#### [Quoted text]

_ _ _ _ _

Software Development

68 Resources To Help You To Create Programming Languages

Here it is a new guide, to collect and organize all the knowledge that you need to create your programming language from scratch.

Creating a programming language is one of the most fascinating challenge you can dream of as a developer.

The problem is that there are a lot of moving parts, a lot of things to do right and it is difficult to find a well detailed map, to show you the way. Sure, you can find a tutorial on writing half a parser there, an half-baked list of advices on language design, an example of a naive interpreter. To find those things you will need to spend hours navigating forums and following links.

We thought it was the case to save you some time by collecting relevant resources, evaluate them and organize them. So you can spend time using good resources, not looking for them.

We organized the resources around the three stages in the creation of a programming language: design, parsing, and execution.

Section 1:

Designing the Language

When creating a programming language you need to take ideas and transform them in decisions. This is what you do during the design phase.

Before You Start…

Some good resources to beef up your culture on language design.

Articles

Books

  • Design Concepts in Programming Languages, if you want to make deliberate choices in the creation of your programming language, this is the book you need. Otherwise, if you don’t already have the necessary theoretical background, you risk doing things the way everybody else does them. It’s also useful to develop a general framework to understand how the different programming languages behave and why.

_ _ _ _ _

#### [Dataset extract]
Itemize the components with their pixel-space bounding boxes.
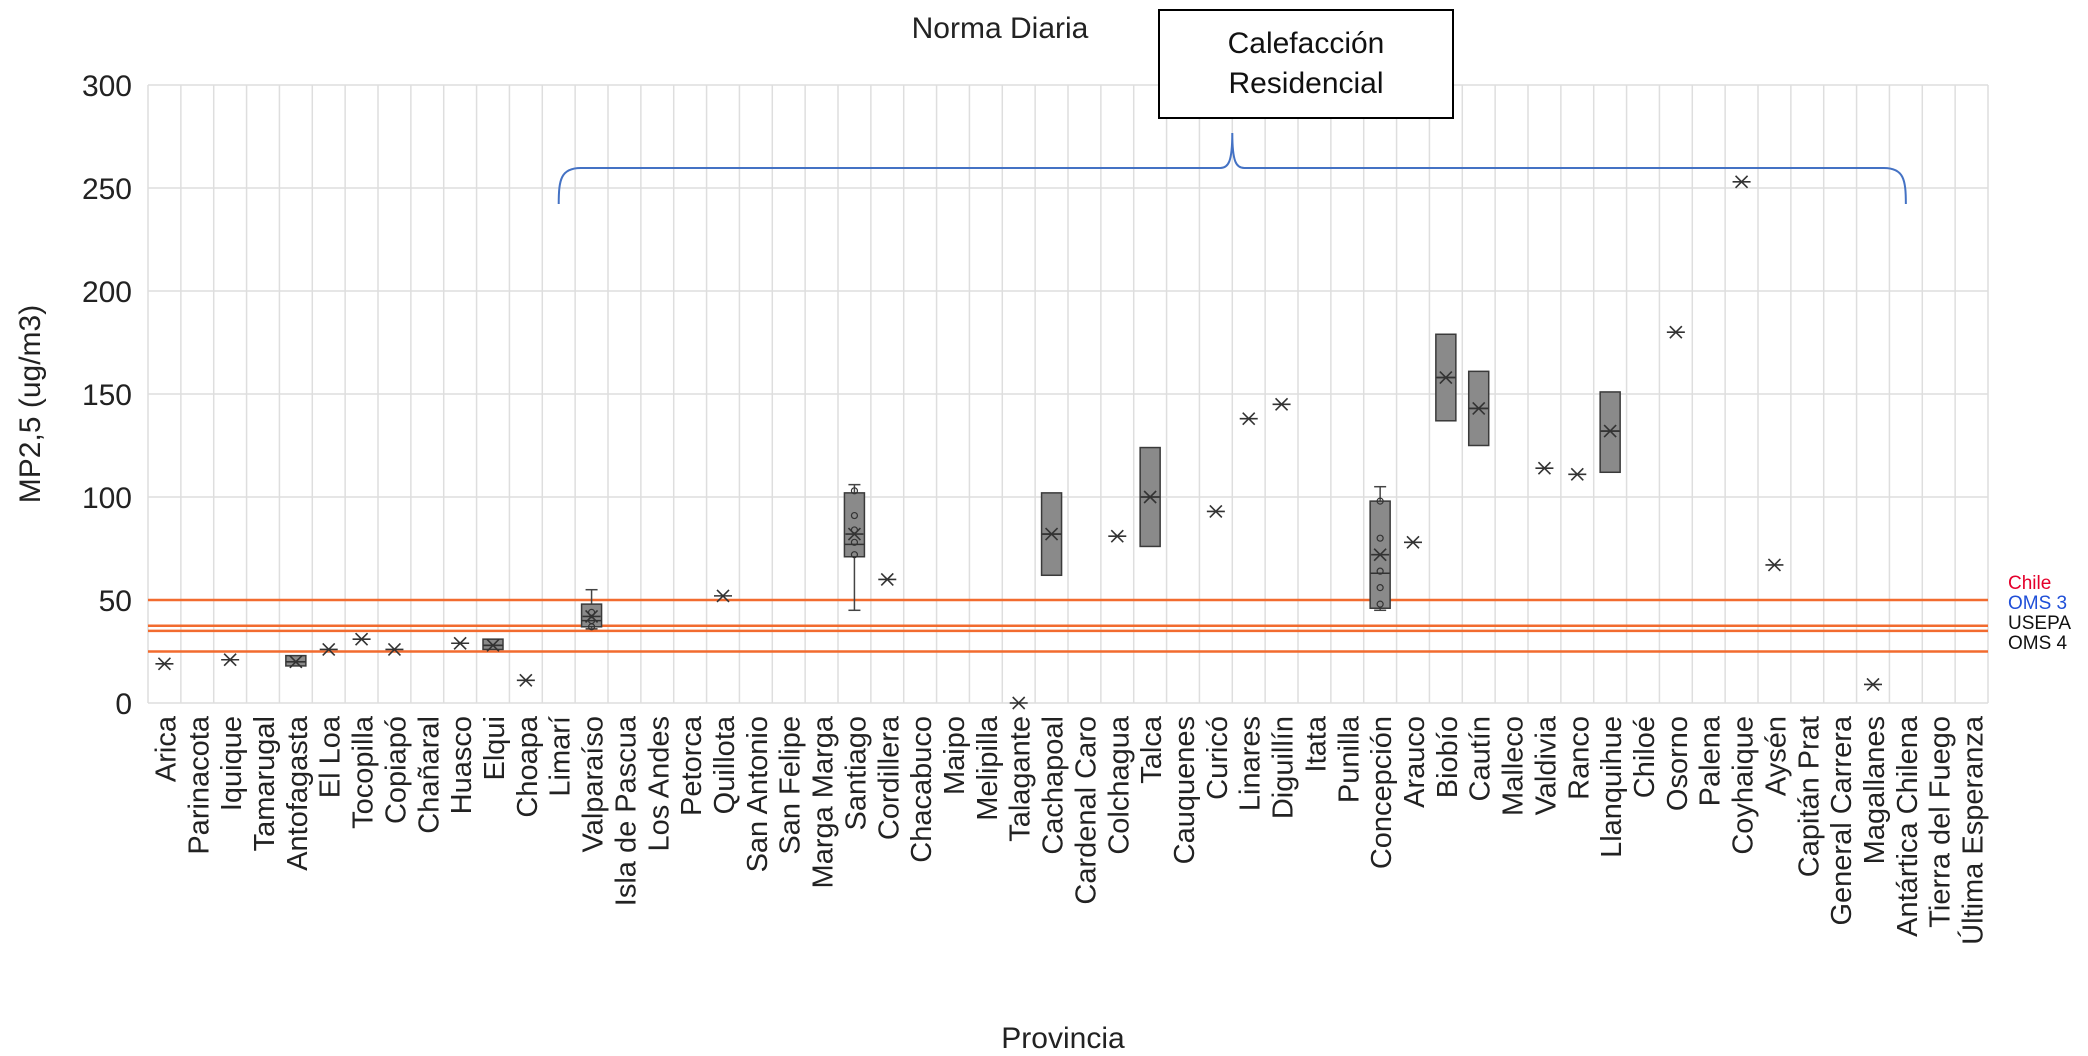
x-tick-label: Capitán Prat — [1793, 716, 1825, 877]
x-tick-label: Santiago — [840, 716, 872, 831]
x-tick-label: Tocopilla — [348, 715, 380, 829]
x-tick-label: General Carrera — [1826, 715, 1858, 925]
x-axis-label: Provincia — [1001, 1022, 1125, 1055]
x-tick-label: Melipilla — [972, 715, 1004, 821]
reference-lines — [148, 598, 1988, 653]
legend-label: Chile — [2008, 573, 2051, 594]
x-tick-label: Concepción — [1366, 716, 1398, 869]
data-point — [1376, 567, 1384, 575]
x-tick-label: Petorca — [676, 715, 708, 816]
x-tick-label: San Felipe — [775, 716, 807, 855]
x-tick-label: Palena — [1695, 715, 1727, 806]
x-tick-label: El Loa — [315, 715, 347, 798]
y-tick-labels: 0 50 100 150 200 250 300 — [82, 70, 132, 721]
legend-label: USEPA — [2008, 613, 2071, 634]
data-point — [850, 538, 859, 546]
x-tick-label: Iquique — [216, 716, 248, 811]
x-tick-label: Cordillera — [873, 715, 905, 840]
data-point — [1376, 497, 1384, 505]
chart-title: Norma Diaria — [912, 12, 1089, 45]
box-rect — [843, 492, 866, 558]
x-tick-label: Parinacota — [183, 715, 215, 855]
box-plots — [155, 175, 1882, 710]
x-tick-label: Diguillín — [1268, 716, 1300, 819]
x-tick-label: Linares — [1235, 716, 1267, 811]
x-tick-label: Punilla — [1333, 715, 1365, 803]
x-tick-label: Curicó — [1202, 716, 1234, 800]
x-tick-label: Valdivia — [1530, 715, 1562, 815]
x-tick-label: Huasco — [446, 716, 478, 814]
x-tick-label: Chiloé — [1629, 716, 1661, 798]
x-tick-label: Ranco — [1563, 716, 1595, 800]
x-tick-label: Elqui — [479, 716, 511, 781]
data-point — [850, 551, 859, 559]
x-tick-label: Cauquenes — [1169, 716, 1201, 864]
data-point — [1376, 600, 1384, 608]
x-tick-label: Biobío — [1432, 716, 1464, 798]
x-tick-label: Copiapó — [380, 716, 412, 824]
y-tick-label: 250 — [82, 173, 132, 206]
x-tick-label: Limarí — [545, 716, 577, 797]
x-tick-label: Arica — [150, 715, 182, 782]
x-tick-label: Talagante — [1005, 716, 1037, 842]
x-tick-label: Chacabuco — [906, 716, 938, 863]
x-tick-label: Colchagua — [1103, 715, 1135, 855]
x-tick-label: Tierra del Fuego — [1925, 716, 1957, 928]
x-tick-label: Última Esperanza — [1957, 715, 1990, 945]
x-tick-label: Cardenal Caro — [1070, 716, 1102, 905]
bracket-path — [557, 132, 1907, 205]
x-tick-label: Cautín — [1465, 716, 1497, 801]
y-tick-label: 0 — [115, 688, 132, 721]
x-tick-label: Isla de Pascua — [610, 715, 642, 906]
x-tick-label: Marga Marga — [808, 715, 840, 888]
x-tick-label: Maipo — [939, 716, 971, 795]
x-tick-label: Valparaíso — [578, 716, 610, 853]
heating-bracket — [557, 132, 1907, 205]
y-tick-label: 50 — [99, 585, 132, 618]
x-tick-label: Cachapoal — [1038, 716, 1070, 855]
x-tick-label: Magallanes — [1859, 716, 1891, 864]
x-tick-label: Quillota — [709, 715, 741, 814]
legend-label: OMS 3 — [2008, 593, 2067, 614]
data-point — [850, 487, 859, 495]
x-tick-label: Talca — [1136, 715, 1168, 784]
legend-label: OMS 4 — [2008, 633, 2068, 654]
y-tick-label: 200 — [82, 276, 132, 309]
x-tick-label: Aysén — [1760, 716, 1792, 796]
y-tick-label: 300 — [82, 70, 132, 103]
x-tick-label: Arauco — [1399, 716, 1431, 808]
x-tick-label: San Antonio — [742, 716, 774, 872]
grid-lines — [147, 84, 1989, 704]
y-tick-label: 100 — [82, 482, 132, 515]
x-tick-label: Antofagasta — [282, 715, 314, 871]
x-tick-label: Coyhaique — [1728, 716, 1760, 855]
x-tick-label: Los Andes — [643, 716, 675, 851]
annotation-box: Calefacción Residencial — [1158, 9, 1454, 119]
y-tick-label: 150 — [82, 379, 132, 412]
x-tick-label: Llanquihue — [1596, 716, 1628, 858]
x-tick-labels: Arica Parinacota Iquique Tamarugal Antofagas… — [150, 715, 1989, 945]
data-point — [850, 511, 859, 520]
data-point — [1376, 584, 1384, 592]
x-tick-label: Tamarugal — [249, 716, 281, 851]
x-tick-label: Antártica Chilena — [1892, 715, 1924, 937]
x-tick-label: Chañaral — [413, 716, 445, 834]
x-tick-label: Osorno — [1662, 716, 1694, 811]
x-tick-label: Itata — [1300, 715, 1332, 772]
x-tick-label: Choapa — [512, 715, 544, 817]
y-axis-label: MP2,5 (ug/m3) — [14, 305, 47, 503]
data-point — [1376, 534, 1384, 542]
x-tick-label: Malleco — [1498, 716, 1530, 816]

_ _ _ _ _

In the guide on creating programming languages, shorten the paragraph beginning "The problem is that there are a lot of moving parts" into a brief bulleted list that keeps its main points. The records have no connection to the guide on creating programming languages.

#### [Reply]
- Creating a language involves many moving parts and many things to get right.
- A detailed map showing the way is hard to find.
- Available material is partial: a tutorial on half a parser, a half-baked list of language-design advice, a naive interpreter example.
- Finding even those takes hours of browsing forums and following links.